## start

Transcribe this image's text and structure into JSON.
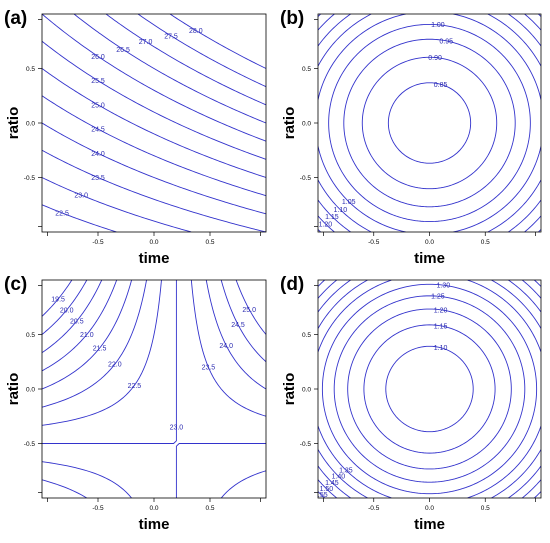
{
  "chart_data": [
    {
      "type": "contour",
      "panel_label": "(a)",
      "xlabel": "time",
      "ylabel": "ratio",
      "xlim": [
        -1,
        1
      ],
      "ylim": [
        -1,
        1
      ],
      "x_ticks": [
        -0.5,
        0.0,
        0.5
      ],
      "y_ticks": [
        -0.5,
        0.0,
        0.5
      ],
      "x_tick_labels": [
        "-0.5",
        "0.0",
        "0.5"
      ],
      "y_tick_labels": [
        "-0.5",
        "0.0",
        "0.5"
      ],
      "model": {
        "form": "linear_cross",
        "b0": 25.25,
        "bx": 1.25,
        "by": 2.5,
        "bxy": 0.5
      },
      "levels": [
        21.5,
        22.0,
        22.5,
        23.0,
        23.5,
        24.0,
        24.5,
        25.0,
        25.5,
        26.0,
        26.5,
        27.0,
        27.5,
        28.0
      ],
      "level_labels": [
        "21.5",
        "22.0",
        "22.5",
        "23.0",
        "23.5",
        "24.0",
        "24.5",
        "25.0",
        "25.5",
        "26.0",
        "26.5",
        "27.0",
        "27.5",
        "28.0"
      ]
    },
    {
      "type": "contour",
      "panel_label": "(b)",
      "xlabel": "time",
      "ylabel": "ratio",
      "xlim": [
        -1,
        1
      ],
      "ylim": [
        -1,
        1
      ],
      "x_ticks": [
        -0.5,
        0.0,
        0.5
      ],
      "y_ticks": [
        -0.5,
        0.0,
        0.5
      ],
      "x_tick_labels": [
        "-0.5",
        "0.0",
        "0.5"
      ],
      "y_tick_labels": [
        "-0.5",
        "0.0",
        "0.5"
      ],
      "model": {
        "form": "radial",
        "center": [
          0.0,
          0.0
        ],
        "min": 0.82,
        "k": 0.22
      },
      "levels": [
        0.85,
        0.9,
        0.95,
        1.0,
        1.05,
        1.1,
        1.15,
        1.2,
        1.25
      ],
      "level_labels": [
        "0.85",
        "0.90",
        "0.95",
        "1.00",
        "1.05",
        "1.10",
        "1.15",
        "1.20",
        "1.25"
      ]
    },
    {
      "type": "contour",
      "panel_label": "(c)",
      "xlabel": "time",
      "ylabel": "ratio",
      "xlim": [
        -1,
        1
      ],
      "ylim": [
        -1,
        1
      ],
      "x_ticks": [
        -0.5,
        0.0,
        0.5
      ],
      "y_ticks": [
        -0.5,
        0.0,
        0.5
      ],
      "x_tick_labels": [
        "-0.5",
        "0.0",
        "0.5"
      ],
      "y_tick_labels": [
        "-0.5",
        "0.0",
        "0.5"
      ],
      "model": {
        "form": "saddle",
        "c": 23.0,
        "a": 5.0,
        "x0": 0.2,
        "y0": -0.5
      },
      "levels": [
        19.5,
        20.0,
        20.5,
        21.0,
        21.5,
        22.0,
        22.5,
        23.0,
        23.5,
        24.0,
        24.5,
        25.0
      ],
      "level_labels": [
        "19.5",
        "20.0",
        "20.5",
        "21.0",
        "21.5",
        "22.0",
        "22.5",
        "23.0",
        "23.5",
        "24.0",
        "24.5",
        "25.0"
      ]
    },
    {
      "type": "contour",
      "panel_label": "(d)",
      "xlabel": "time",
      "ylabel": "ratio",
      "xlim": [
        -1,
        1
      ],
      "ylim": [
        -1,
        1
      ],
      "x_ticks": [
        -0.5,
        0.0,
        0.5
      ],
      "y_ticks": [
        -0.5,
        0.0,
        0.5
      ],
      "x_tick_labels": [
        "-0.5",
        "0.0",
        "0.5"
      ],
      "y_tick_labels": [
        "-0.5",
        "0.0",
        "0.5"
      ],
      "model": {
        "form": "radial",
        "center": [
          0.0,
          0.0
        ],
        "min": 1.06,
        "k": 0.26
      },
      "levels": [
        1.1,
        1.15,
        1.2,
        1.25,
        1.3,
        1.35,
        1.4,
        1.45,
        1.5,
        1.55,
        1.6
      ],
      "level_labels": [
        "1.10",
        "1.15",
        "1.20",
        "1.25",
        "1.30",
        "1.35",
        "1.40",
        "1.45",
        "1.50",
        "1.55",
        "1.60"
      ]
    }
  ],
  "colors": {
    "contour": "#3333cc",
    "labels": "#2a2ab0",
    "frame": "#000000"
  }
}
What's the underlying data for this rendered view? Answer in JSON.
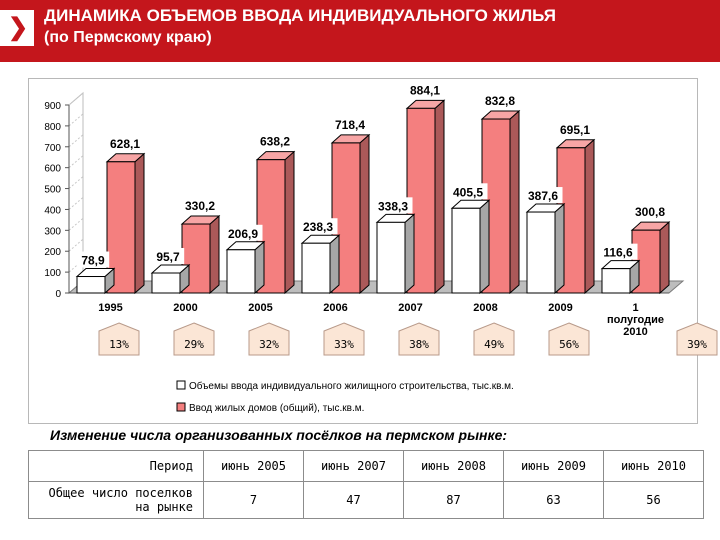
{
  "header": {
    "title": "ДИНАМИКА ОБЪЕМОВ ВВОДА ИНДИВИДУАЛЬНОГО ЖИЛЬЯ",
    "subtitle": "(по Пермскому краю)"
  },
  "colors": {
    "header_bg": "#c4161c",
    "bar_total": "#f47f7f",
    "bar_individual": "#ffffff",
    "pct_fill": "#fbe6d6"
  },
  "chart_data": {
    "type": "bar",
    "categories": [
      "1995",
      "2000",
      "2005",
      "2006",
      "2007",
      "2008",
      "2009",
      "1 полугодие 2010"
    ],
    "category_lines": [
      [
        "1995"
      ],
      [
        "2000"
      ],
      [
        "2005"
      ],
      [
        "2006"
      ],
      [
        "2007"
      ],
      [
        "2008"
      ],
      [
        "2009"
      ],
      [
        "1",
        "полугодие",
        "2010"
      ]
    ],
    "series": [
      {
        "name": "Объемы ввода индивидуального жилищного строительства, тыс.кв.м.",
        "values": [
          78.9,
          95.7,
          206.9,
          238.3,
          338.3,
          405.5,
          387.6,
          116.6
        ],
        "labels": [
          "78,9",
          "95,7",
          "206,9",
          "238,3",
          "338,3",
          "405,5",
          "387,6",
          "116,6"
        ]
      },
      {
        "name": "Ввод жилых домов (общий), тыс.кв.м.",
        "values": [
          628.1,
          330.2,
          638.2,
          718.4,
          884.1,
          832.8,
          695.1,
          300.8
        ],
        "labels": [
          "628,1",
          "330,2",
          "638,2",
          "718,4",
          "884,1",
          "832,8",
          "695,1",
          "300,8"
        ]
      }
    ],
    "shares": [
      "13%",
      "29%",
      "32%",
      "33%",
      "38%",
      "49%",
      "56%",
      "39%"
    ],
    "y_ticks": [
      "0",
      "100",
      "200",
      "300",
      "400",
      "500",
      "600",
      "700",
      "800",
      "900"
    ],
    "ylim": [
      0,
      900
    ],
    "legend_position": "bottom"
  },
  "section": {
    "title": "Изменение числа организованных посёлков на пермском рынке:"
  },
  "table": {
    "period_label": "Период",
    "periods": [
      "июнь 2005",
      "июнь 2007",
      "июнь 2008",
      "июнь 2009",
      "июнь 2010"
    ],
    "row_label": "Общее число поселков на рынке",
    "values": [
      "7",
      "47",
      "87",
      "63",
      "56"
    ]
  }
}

## end

**DIRECTION:** Transcribe the records above exactly as they appear, leaving out any pictures.

**CORRECT OUTPUT:**
Transcribe this image's text and structure into JSON.
{
  "chart_data": [
    {
      "type": "contour",
      "panel_label": "(a)",
      "xlabel": "time",
      "ylabel": "ratio",
      "xlim": [
        -1,
        1
      ],
      "ylim": [
        -1,
        1
      ],
      "x_ticks": [
        -0.5,
        0.0,
        0.5
      ],
      "y_ticks": [
        -0.5,
        0.0,
        0.5
      ],
      "x_tick_labels": [
        "-0.5",
        "0.0",
        "0.5"
      ],
      "y_tick_labels": [
        "-0.5",
        "0.0",
        "0.5"
      ],
      "model": {
        "form": "linear_cross",
        "b0": 25.25,
        "bx": 1.25,
        "by": 2.5,
        "bxy": 0.5
      },
      "levels": [
        21.5,
        22.0,
        22.5,
        23.0,
        23.5,
        24.0,
        24.5,
        25.0,
        25.5,
        26.0,
        26.5,
        27.0,
        27.5,
        28.0
      ],
      "level_labels": [
        "21.5",
        "22.0",
        "22.5",
        "23.0",
        "23.5",
        "24.0",
        "24.5",
        "25.0",
        "25.5",
        "26.0",
        "26.5",
        "27.0",
        "27.5",
        "28.0"
      ]
    },
    {
      "type": "contour",
      "panel_label": "(b)",
      "xlabel": "time",
      "ylabel": "ratio",
      "xlim": [
        -1,
        1
      ],
      "ylim": [
        -1,
        1
      ],
      "x_ticks": [
        -0.5,
        0.0,
        0.5
      ],
      "y_ticks": [
        -0.5,
        0.0,
        0.5
      ],
      "x_tick_labels": [
        "-0.5",
        "0.0",
        "0.5"
      ],
      "y_tick_labels": [
        "-0.5",
        "0.0",
        "0.5"
      ],
      "model": {
        "form": "radial",
        "center": [
          0.0,
          0.0
        ],
        "min": 0.82,
        "k": 0.22
      },
      "levels": [
        0.85,
        0.9,
        0.95,
        1.0,
        1.05,
        1.1,
        1.15,
        1.2,
        1.25
      ],
      "level_labels": [
        "0.85",
        "0.90",
        "0.95",
        "1.00",
        "1.05",
        "1.10",
        "1.15",
        "1.20",
        "1.25"
      ]
    },
    {
      "type": "contour",
      "panel_label": "(c)",
      "xlabel": "time",
      "ylabel": "ratio",
      "xlim": [
        -1,
        1
      ],
      "ylim": [
        -1,
        1
      ],
      "x_ticks": [
        -0.5,
        0.0,
        0.5
      ],
      "y_ticks": [
        -0.5,
        0.0,
        0.5
      ],
      "x_tick_labels": [
        "-0.5",
        "0.0",
        "0.5"
      ],
      "y_tick_labels": [
        "-0.5",
        "0.0",
        "0.5"
      ],
      "model": {
        "form": "saddle",
        "c": 23.0,
        "a": 5.0,
        "x0": 0.2,
        "y0": -0.5
      },
      "levels": [
        19.5,
        20.0,
        20.5,
        21.0,
        21.5,
        22.0,
        22.5,
        23.0,
        23.5,
        24.0,
        24.5,
        25.0
      ],
      "level_labels": [
        "19.5",
        "20.0",
        "20.5",
        "21.0",
        "21.5",
        "22.0",
        "22.5",
        "23.0",
        "23.5",
        "24.0",
        "24.5",
        "25.0"
      ]
    },
    {
      "type": "contour",
      "panel_label": "(d)",
      "xlabel": "time",
      "ylabel": "ratio",
      "xlim": [
        -1,
        1
      ],
      "ylim": [
        -1,
        1
      ],
      "x_ticks": [
        -0.5,
        0.0,
        0.5
      ],
      "y_ticks": [
        -0.5,
        0.0,
        0.5
      ],
      "x_tick_labels": [
        "-0.5",
        "0.0",
        "0.5"
      ],
      "y_tick_labels": [
        "-0.5",
        "0.0",
        "0.5"
      ],
      "model": {
        "form": "radial",
        "center": [
          0.0,
          0.0
        ],
        "min": 1.06,
        "k": 0.26
      },
      "levels": [
        1.1,
        1.15,
        1.2,
        1.25,
        1.3,
        1.35,
        1.4,
        1.45,
        1.5,
        1.55,
        1.6
      ],
      "level_labels": [
        "1.10",
        "1.15",
        "1.20",
        "1.25",
        "1.30",
        "1.35",
        "1.40",
        "1.45",
        "1.50",
        "1.55",
        "1.60"
      ]
    }
  ],
  "colors": {
    "contour": "#3333cc",
    "labels": "#2a2ab0",
    "frame": "#000000"
  }
}
What's the underlying data for this rendered view? Answer in JSON.
{
  "header": {
    "title": "ДИНАМИКА ОБЪЕМОВ ВВОДА ИНДИВИДУАЛЬНОГО ЖИЛЬЯ",
    "subtitle": "(по Пермскому краю)"
  },
  "colors": {
    "header_bg": "#c4161c",
    "bar_total": "#f47f7f",
    "bar_individual": "#ffffff",
    "pct_fill": "#fbe6d6"
  },
  "chart_data": {
    "type": "bar",
    "categories": [
      "1995",
      "2000",
      "2005",
      "2006",
      "2007",
      "2008",
      "2009",
      "1 полугодие 2010"
    ],
    "category_lines": [
      [
        "1995"
      ],
      [
        "2000"
      ],
      [
        "2005"
      ],
      [
        "2006"
      ],
      [
        "2007"
      ],
      [
        "2008"
      ],
      [
        "2009"
      ],
      [
        "1",
        "полугодие",
        "2010"
      ]
    ],
    "series": [
      {
        "name": "Объемы ввода индивидуального жилищного строительства, тыс.кв.м.",
        "values": [
          78.9,
          95.7,
          206.9,
          238.3,
          338.3,
          405.5,
          387.6,
          116.6
        ],
        "labels": [
          "78,9",
          "95,7",
          "206,9",
          "238,3",
          "338,3",
          "405,5",
          "387,6",
          "116,6"
        ]
      },
      {
        "name": "Ввод жилых домов (общий), тыс.кв.м.",
        "values": [
          628.1,
          330.2,
          638.2,
          718.4,
          884.1,
          832.8,
          695.1,
          300.8
        ],
        "labels": [
          "628,1",
          "330,2",
          "638,2",
          "718,4",
          "884,1",
          "832,8",
          "695,1",
          "300,8"
        ]
      }
    ],
    "shares": [
      "13%",
      "29%",
      "32%",
      "33%",
      "38%",
      "49%",
      "56%",
      "39%"
    ],
    "y_ticks": [
      "0",
      "100",
      "200",
      "300",
      "400",
      "500",
      "600",
      "700",
      "800",
      "900"
    ],
    "ylim": [
      0,
      900
    ],
    "legend_position": "bottom"
  },
  "section": {
    "title": "Изменение числа организованных посёлков на пермском рынке:"
  },
  "table": {
    "period_label": "Период",
    "periods": [
      "июнь 2005",
      "июнь 2007",
      "июнь 2008",
      "июнь 2009",
      "июнь 2010"
    ],
    "row_label": "Общее число поселков на рынке",
    "values": [
      "7",
      "47",
      "87",
      "63",
      "56"
    ]
  }
}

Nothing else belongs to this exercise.